__The request__: Return the records that follow unaltered. Omit every picture.

/---

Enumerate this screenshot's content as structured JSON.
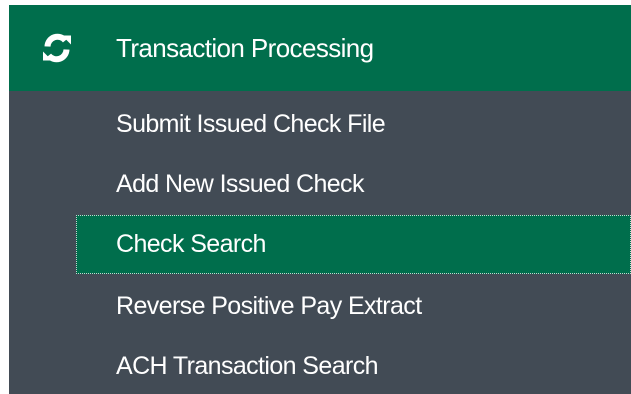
{
  "section": {
    "title": "Transaction Processing",
    "icon": "refresh-icon",
    "header_color": "#006e4c"
  },
  "menu": {
    "items": [
      {
        "label": "Submit Issued Check File",
        "active": false
      },
      {
        "label": "Add New Issued Check",
        "active": false
      },
      {
        "label": "Check Search",
        "active": true
      },
      {
        "label": "Reverse Positive Pay Extract",
        "active": false
      },
      {
        "label": "ACH Transaction Search",
        "active": false
      }
    ],
    "background_color": "#424b55",
    "active_color": "#006e4c",
    "text_color": "#ffffff"
  }
}
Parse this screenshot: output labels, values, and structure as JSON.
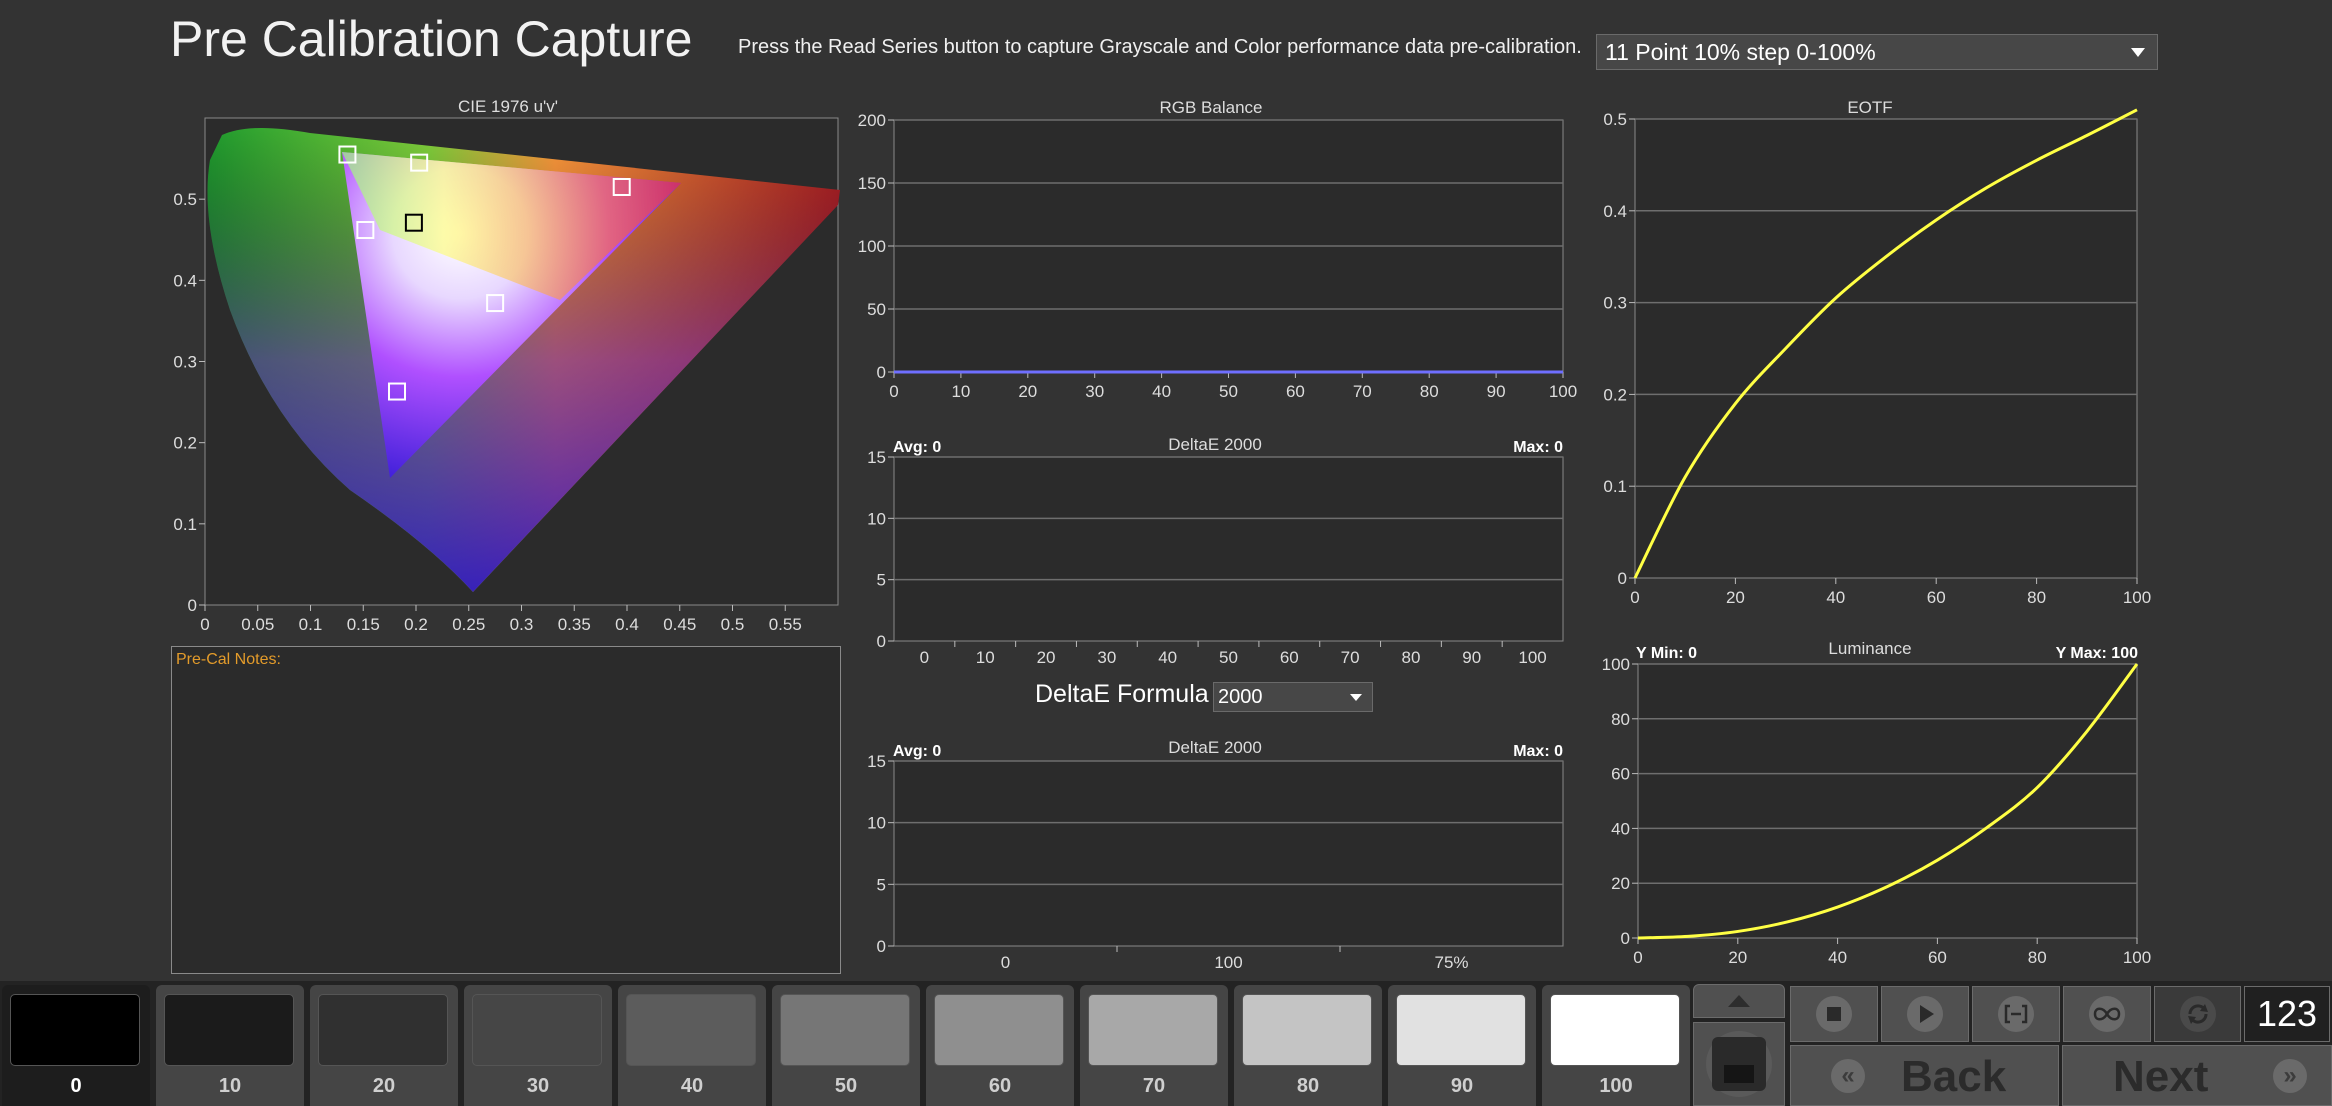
{
  "page_title": "Pre Calibration Capture",
  "instruction": "Press the Read Series button to capture Grayscale and Color performance data pre-calibration.",
  "series_select": {
    "value": "11 Point 10% step 0-100%"
  },
  "notes": {
    "label": "Pre-Cal Notes:",
    "content": ""
  },
  "deltae_formula": {
    "label": "DeltaE Formula",
    "value": "2000"
  },
  "colors": {
    "background": "#333333",
    "plot_background": "#2b2b2b",
    "gridline": "#6e6e6e",
    "curve": "#ffff44",
    "rgb_line": "#6f6fff",
    "notes_label": "#e39b2a"
  },
  "chart_data": [
    {
      "id": "cie",
      "type": "scatter",
      "title": "CIE 1976 u'v'",
      "xlim": [
        0,
        0.6
      ],
      "ylim": [
        0,
        0.6
      ],
      "x_ticks": [
        "0",
        "0.05",
        "0.1",
        "0.15",
        "0.2",
        "0.25",
        "0.3",
        "0.35",
        "0.4",
        "0.45",
        "0.5",
        "0.55"
      ],
      "y_ticks": [
        "0",
        "0.1",
        "0.2",
        "0.3",
        "0.4",
        "0.5"
      ],
      "points": [
        {
          "name": "green-target",
          "u": 0.135,
          "v": 0.555,
          "marker": "white"
        },
        {
          "name": "yellow-target",
          "u": 0.203,
          "v": 0.545,
          "marker": "white"
        },
        {
          "name": "red-target",
          "u": 0.395,
          "v": 0.515,
          "marker": "white"
        },
        {
          "name": "cyan-target",
          "u": 0.152,
          "v": 0.462,
          "marker": "white"
        },
        {
          "name": "white-point",
          "u": 0.198,
          "v": 0.471,
          "marker": "black"
        },
        {
          "name": "magenta-target",
          "u": 0.275,
          "v": 0.372,
          "marker": "white"
        },
        {
          "name": "blue-target",
          "u": 0.182,
          "v": 0.263,
          "marker": "white"
        }
      ]
    },
    {
      "id": "rgb",
      "type": "line",
      "title": "RGB Balance",
      "xlim": [
        0,
        100
      ],
      "ylim": [
        0,
        200
      ],
      "x_ticks": [
        "0",
        "10",
        "20",
        "30",
        "40",
        "50",
        "60",
        "70",
        "80",
        "90",
        "100"
      ],
      "y_ticks": [
        "0",
        "50",
        "100",
        "150",
        "200"
      ],
      "series": [
        {
          "x": [
            0,
            10,
            20,
            30,
            40,
            50,
            60,
            70,
            80,
            90,
            100
          ],
          "y": [
            0,
            0,
            0,
            0,
            0,
            0,
            0,
            0,
            0,
            0,
            0
          ]
        }
      ]
    },
    {
      "id": "de1",
      "type": "bar",
      "title": "DeltaE 2000",
      "avg_label": "Avg: 0",
      "max_label": "Max: 0",
      "ylim": [
        0,
        15
      ],
      "categories": [
        "0",
        "10",
        "20",
        "30",
        "40",
        "50",
        "60",
        "70",
        "80",
        "90",
        "100"
      ],
      "y_ticks": [
        "0",
        "5",
        "10",
        "15"
      ],
      "values": [
        0,
        0,
        0,
        0,
        0,
        0,
        0,
        0,
        0,
        0,
        0
      ]
    },
    {
      "id": "de2",
      "type": "bar",
      "title": "DeltaE 2000",
      "avg_label": "Avg: 0",
      "max_label": "Max: 0",
      "ylim": [
        0,
        15
      ],
      "categories": [
        "0",
        "100",
        "75%"
      ],
      "y_ticks": [
        "0",
        "5",
        "10",
        "15"
      ],
      "values": [
        0,
        0,
        0
      ]
    },
    {
      "id": "eotf",
      "type": "line",
      "title": "EOTF",
      "xlim": [
        0,
        100
      ],
      "ylim": [
        0,
        0.5
      ],
      "x_ticks": [
        "0",
        "20",
        "40",
        "60",
        "80",
        "100"
      ],
      "y_ticks": [
        "0",
        "0.1",
        "0.2",
        "0.3",
        "0.4",
        "0.5"
      ],
      "series": [
        {
          "x": [
            0,
            10,
            20,
            30,
            40,
            50,
            60,
            70,
            80,
            90,
            100
          ],
          "y": [
            0,
            0.11,
            0.19,
            0.25,
            0.305,
            0.35,
            0.39,
            0.425,
            0.455,
            0.482,
            0.51
          ]
        }
      ]
    },
    {
      "id": "lum",
      "type": "line",
      "title": "Luminance",
      "ymin_label": "Y Min: 0",
      "ymax_label": "Y Max: 100",
      "xlim": [
        0,
        100
      ],
      "ylim": [
        0,
        100
      ],
      "x_ticks": [
        "0",
        "20",
        "40",
        "60",
        "80",
        "100"
      ],
      "y_ticks": [
        "0",
        "20",
        "40",
        "60",
        "80",
        "100"
      ],
      "series": [
        {
          "x": [
            0,
            10,
            20,
            30,
            40,
            50,
            60,
            70,
            80,
            90,
            100
          ],
          "y": [
            0,
            0.6,
            2.4,
            5.9,
            11.3,
            18.8,
            28.4,
            40.4,
            54.9,
            75.5,
            100
          ]
        }
      ]
    }
  ],
  "swatches": [
    {
      "label": "0",
      "color": "#000000"
    },
    {
      "label": "10",
      "color": "#1b1b1b"
    },
    {
      "label": "20",
      "color": "#303030"
    },
    {
      "label": "30",
      "color": "#464646"
    },
    {
      "label": "40",
      "color": "#5c5c5c"
    },
    {
      "label": "50",
      "color": "#767676"
    },
    {
      "label": "60",
      "color": "#8f8f8f"
    },
    {
      "label": "70",
      "color": "#a8a8a8"
    },
    {
      "label": "80",
      "color": "#c4c4c4"
    },
    {
      "label": "90",
      "color": "#e1e1e1"
    },
    {
      "label": "100",
      "color": "#ffffff"
    }
  ],
  "controls": {
    "counter": "123",
    "back_label": "Back",
    "next_label": "Next",
    "icons": [
      "triangle-up-icon",
      "stop-square-icon",
      "stop-icon",
      "play-icon",
      "bracket-icon",
      "infinity-icon",
      "refresh-icon"
    ]
  }
}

\---

__Written answer__:
Enumerate this screenshot's content as structured JSON.
{
  "section": {
    "title": "Transaction Processing",
    "icon": "refresh-icon",
    "header_color": "#006e4c"
  },
  "menu": {
    "items": [
      {
        "label": "Submit Issued Check File",
        "active": false
      },
      {
        "label": "Add New Issued Check",
        "active": false
      },
      {
        "label": "Check Search",
        "active": true
      },
      {
        "label": "Reverse Positive Pay Extract",
        "active": false
      },
      {
        "label": "ACH Transaction Search",
        "active": false
      }
    ],
    "background_color": "#424b55",
    "active_color": "#006e4c",
    "text_color": "#ffffff"
  }
}
Parse this screenshot: output labels, values, and structure as JSON.
{
  "page_title": "Pre Calibration Capture",
  "instruction": "Press the Read Series button to capture Grayscale and Color performance data pre-calibration.",
  "series_select": {
    "value": "11 Point 10% step 0-100%"
  },
  "notes": {
    "label": "Pre-Cal Notes:",
    "content": ""
  },
  "deltae_formula": {
    "label": "DeltaE Formula",
    "value": "2000"
  },
  "colors": {
    "background": "#333333",
    "plot_background": "#2b2b2b",
    "gridline": "#6e6e6e",
    "curve": "#ffff44",
    "rgb_line": "#6f6fff",
    "notes_label": "#e39b2a"
  },
  "chart_data": [
    {
      "id": "cie",
      "type": "scatter",
      "title": "CIE 1976 u'v'",
      "xlim": [
        0,
        0.6
      ],
      "ylim": [
        0,
        0.6
      ],
      "x_ticks": [
        "0",
        "0.05",
        "0.1",
        "0.15",
        "0.2",
        "0.25",
        "0.3",
        "0.35",
        "0.4",
        "0.45",
        "0.5",
        "0.55"
      ],
      "y_ticks": [
        "0",
        "0.1",
        "0.2",
        "0.3",
        "0.4",
        "0.5"
      ],
      "points": [
        {
          "name": "green-target",
          "u": 0.135,
          "v": 0.555,
          "marker": "white"
        },
        {
          "name": "yellow-target",
          "u": 0.203,
          "v": 0.545,
          "marker": "white"
        },
        {
          "name": "red-target",
          "u": 0.395,
          "v": 0.515,
          "marker": "white"
        },
        {
          "name": "cyan-target",
          "u": 0.152,
          "v": 0.462,
          "marker": "white"
        },
        {
          "name": "white-point",
          "u": 0.198,
          "v": 0.471,
          "marker": "black"
        },
        {
          "name": "magenta-target",
          "u": 0.275,
          "v": 0.372,
          "marker": "white"
        },
        {
          "name": "blue-target",
          "u": 0.182,
          "v": 0.263,
          "marker": "white"
        }
      ]
    },
    {
      "id": "rgb",
      "type": "line",
      "title": "RGB Balance",
      "xlim": [
        0,
        100
      ],
      "ylim": [
        0,
        200
      ],
      "x_ticks": [
        "0",
        "10",
        "20",
        "30",
        "40",
        "50",
        "60",
        "70",
        "80",
        "90",
        "100"
      ],
      "y_ticks": [
        "0",
        "50",
        "100",
        "150",
        "200"
      ],
      "series": [
        {
          "x": [
            0,
            10,
            20,
            30,
            40,
            50,
            60,
            70,
            80,
            90,
            100
          ],
          "y": [
            0,
            0,
            0,
            0,
            0,
            0,
            0,
            0,
            0,
            0,
            0
          ]
        }
      ]
    },
    {
      "id": "de1",
      "type": "bar",
      "title": "DeltaE 2000",
      "avg_label": "Avg: 0",
      "max_label": "Max: 0",
      "ylim": [
        0,
        15
      ],
      "categories": [
        "0",
        "10",
        "20",
        "30",
        "40",
        "50",
        "60",
        "70",
        "80",
        "90",
        "100"
      ],
      "y_ticks": [
        "0",
        "5",
        "10",
        "15"
      ],
      "values": [
        0,
        0,
        0,
        0,
        0,
        0,
        0,
        0,
        0,
        0,
        0
      ]
    },
    {
      "id": "de2",
      "type": "bar",
      "title": "DeltaE 2000",
      "avg_label": "Avg: 0",
      "max_label": "Max: 0",
      "ylim": [
        0,
        15
      ],
      "categories": [
        "0",
        "100",
        "75%"
      ],
      "y_ticks": [
        "0",
        "5",
        "10",
        "15"
      ],
      "values": [
        0,
        0,
        0
      ]
    },
    {
      "id": "eotf",
      "type": "line",
      "title": "EOTF",
      "xlim": [
        0,
        100
      ],
      "ylim": [
        0,
        0.5
      ],
      "x_ticks": [
        "0",
        "20",
        "40",
        "60",
        "80",
        "100"
      ],
      "y_ticks": [
        "0",
        "0.1",
        "0.2",
        "0.3",
        "0.4",
        "0.5"
      ],
      "series": [
        {
          "x": [
            0,
            10,
            20,
            30,
            40,
            50,
            60,
            70,
            80,
            90,
            100
          ],
          "y": [
            0,
            0.11,
            0.19,
            0.25,
            0.305,
            0.35,
            0.39,
            0.425,
            0.455,
            0.482,
            0.51
          ]
        }
      ]
    },
    {
      "id": "lum",
      "type": "line",
      "title": "Luminance",
      "ymin_label": "Y Min: 0",
      "ymax_label": "Y Max: 100",
      "xlim": [
        0,
        100
      ],
      "ylim": [
        0,
        100
      ],
      "x_ticks": [
        "0",
        "20",
        "40",
        "60",
        "80",
        "100"
      ],
      "y_ticks": [
        "0",
        "20",
        "40",
        "60",
        "80",
        "100"
      ],
      "series": [
        {
          "x": [
            0,
            10,
            20,
            30,
            40,
            50,
            60,
            70,
            80,
            90,
            100
          ],
          "y": [
            0,
            0.6,
            2.4,
            5.9,
            11.3,
            18.8,
            28.4,
            40.4,
            54.9,
            75.5,
            100
          ]
        }
      ]
    }
  ],
  "swatches": [
    {
      "label": "0",
      "color": "#000000"
    },
    {
      "label": "10",
      "color": "#1b1b1b"
    },
    {
      "label": "20",
      "color": "#303030"
    },
    {
      "label": "30",
      "color": "#464646"
    },
    {
      "label": "40",
      "color": "#5c5c5c"
    },
    {
      "label": "50",
      "color": "#767676"
    },
    {
      "label": "60",
      "color": "#8f8f8f"
    },
    {
      "label": "70",
      "color": "#a8a8a8"
    },
    {
      "label": "80",
      "color": "#c4c4c4"
    },
    {
      "label": "90",
      "color": "#e1e1e1"
    },
    {
      "label": "100",
      "color": "#ffffff"
    }
  ],
  "controls": {
    "counter": "123",
    "back_label": "Back",
    "next_label": "Next",
    "icons": [
      "triangle-up-icon",
      "stop-square-icon",
      "stop-icon",
      "play-icon",
      "bracket-icon",
      "infinity-icon",
      "refresh-icon"
    ]
  }
}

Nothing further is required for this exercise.